## DIRECTIONS
Nothing but the lines from the one with "Read out every word on this page." to the final line should be returned, each exactly as it appears.

## EXCERPTED RECORDS
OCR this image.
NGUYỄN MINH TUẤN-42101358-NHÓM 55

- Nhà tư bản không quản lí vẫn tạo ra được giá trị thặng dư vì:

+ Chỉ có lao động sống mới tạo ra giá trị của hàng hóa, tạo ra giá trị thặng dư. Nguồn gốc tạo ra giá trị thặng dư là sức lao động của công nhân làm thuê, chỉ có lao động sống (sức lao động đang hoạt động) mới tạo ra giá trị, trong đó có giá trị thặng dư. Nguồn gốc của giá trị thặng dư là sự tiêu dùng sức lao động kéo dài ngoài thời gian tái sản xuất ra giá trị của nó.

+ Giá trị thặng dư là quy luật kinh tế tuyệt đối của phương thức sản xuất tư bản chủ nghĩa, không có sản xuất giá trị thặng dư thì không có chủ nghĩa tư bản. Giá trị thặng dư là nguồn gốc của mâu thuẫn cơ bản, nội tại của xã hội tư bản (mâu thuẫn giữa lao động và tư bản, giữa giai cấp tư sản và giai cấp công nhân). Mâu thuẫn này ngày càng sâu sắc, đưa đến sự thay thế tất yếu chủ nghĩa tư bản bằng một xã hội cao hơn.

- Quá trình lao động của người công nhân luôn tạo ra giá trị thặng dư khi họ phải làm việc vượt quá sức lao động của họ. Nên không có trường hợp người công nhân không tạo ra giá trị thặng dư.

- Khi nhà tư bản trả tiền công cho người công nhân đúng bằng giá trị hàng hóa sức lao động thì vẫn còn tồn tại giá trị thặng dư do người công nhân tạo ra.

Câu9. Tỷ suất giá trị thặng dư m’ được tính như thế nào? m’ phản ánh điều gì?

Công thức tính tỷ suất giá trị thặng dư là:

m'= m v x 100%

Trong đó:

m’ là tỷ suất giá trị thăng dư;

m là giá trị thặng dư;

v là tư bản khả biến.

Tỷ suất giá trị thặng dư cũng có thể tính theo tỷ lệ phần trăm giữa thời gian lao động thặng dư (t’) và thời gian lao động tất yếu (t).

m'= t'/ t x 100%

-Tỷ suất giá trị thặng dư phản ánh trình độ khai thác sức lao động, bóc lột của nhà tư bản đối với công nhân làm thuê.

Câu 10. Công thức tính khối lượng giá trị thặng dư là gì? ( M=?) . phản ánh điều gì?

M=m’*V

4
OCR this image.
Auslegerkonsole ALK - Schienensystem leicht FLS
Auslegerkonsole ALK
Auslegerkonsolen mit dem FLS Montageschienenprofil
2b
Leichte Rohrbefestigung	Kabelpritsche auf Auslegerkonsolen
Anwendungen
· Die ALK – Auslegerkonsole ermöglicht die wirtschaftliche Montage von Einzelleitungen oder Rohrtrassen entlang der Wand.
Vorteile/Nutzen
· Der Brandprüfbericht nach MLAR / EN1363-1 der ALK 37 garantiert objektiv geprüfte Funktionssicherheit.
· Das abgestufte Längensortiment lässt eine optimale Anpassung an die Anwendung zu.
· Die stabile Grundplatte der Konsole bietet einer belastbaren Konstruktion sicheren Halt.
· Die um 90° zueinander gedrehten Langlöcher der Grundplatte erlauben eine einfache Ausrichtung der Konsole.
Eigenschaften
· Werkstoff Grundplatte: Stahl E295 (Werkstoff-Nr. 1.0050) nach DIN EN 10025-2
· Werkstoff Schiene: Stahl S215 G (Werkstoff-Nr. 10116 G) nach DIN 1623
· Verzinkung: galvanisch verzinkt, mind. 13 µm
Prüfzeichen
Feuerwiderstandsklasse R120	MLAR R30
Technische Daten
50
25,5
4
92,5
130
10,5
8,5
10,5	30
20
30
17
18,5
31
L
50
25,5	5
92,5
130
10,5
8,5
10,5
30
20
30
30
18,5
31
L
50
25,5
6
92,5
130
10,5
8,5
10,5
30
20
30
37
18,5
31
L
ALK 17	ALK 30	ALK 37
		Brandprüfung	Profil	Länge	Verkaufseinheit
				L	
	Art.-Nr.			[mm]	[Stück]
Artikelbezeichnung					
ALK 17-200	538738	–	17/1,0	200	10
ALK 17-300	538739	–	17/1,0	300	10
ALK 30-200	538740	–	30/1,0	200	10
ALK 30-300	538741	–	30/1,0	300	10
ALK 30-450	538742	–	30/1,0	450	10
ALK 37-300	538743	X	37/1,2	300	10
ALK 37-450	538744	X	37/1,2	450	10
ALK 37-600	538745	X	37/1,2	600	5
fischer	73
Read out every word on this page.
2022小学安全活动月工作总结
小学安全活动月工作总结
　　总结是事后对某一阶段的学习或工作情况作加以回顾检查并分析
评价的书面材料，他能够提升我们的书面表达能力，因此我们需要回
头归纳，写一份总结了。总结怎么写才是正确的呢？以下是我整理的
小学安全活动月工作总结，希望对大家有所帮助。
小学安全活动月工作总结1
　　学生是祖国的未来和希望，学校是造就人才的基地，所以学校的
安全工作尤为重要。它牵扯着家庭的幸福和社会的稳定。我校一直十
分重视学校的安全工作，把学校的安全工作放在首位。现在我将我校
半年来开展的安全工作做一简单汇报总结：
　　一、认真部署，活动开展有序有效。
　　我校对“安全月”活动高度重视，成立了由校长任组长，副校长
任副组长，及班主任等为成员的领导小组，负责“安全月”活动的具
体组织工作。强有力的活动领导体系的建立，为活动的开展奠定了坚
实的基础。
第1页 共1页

## EXERCISE RESULT
Read out every word on this page.
2022小学安全活动月工作总结
小学安全活动月工作总结
　　总结是事后对某一阶段的学习或工作情况作加以回顾检查并分析
评价的书面材料，他能够提升我们的书面表达能力，因此我们需要回
头归纳，写一份总结了。总结怎么写才是正确的呢？以下是我整理的
小学安全活动月工作总结，希望对大家有所帮助。
小学安全活动月工作总结1
　　学生是祖国的未来和希望，学校是造就人才的基地，所以学校的
安全工作尤为重要。它牵扯着家庭的幸福和社会的稳定。我校一直十
分重视学校的安全工作，把学校的安全工作放在首位。现在我将我校
半年来开展的安全工作做一简单汇报总结：
　　一、认真部署，活动开展有序有效。
　　我校对“安全月”活动高度重视，成立了由校长任组长，副校长
任副组长，及班主任等为成员的领导小组，负责“安全月”活动的具
体组织工作。强有力的活动领导体系的建立，为活动的开展奠定了坚
实的基础。
第1页 共1页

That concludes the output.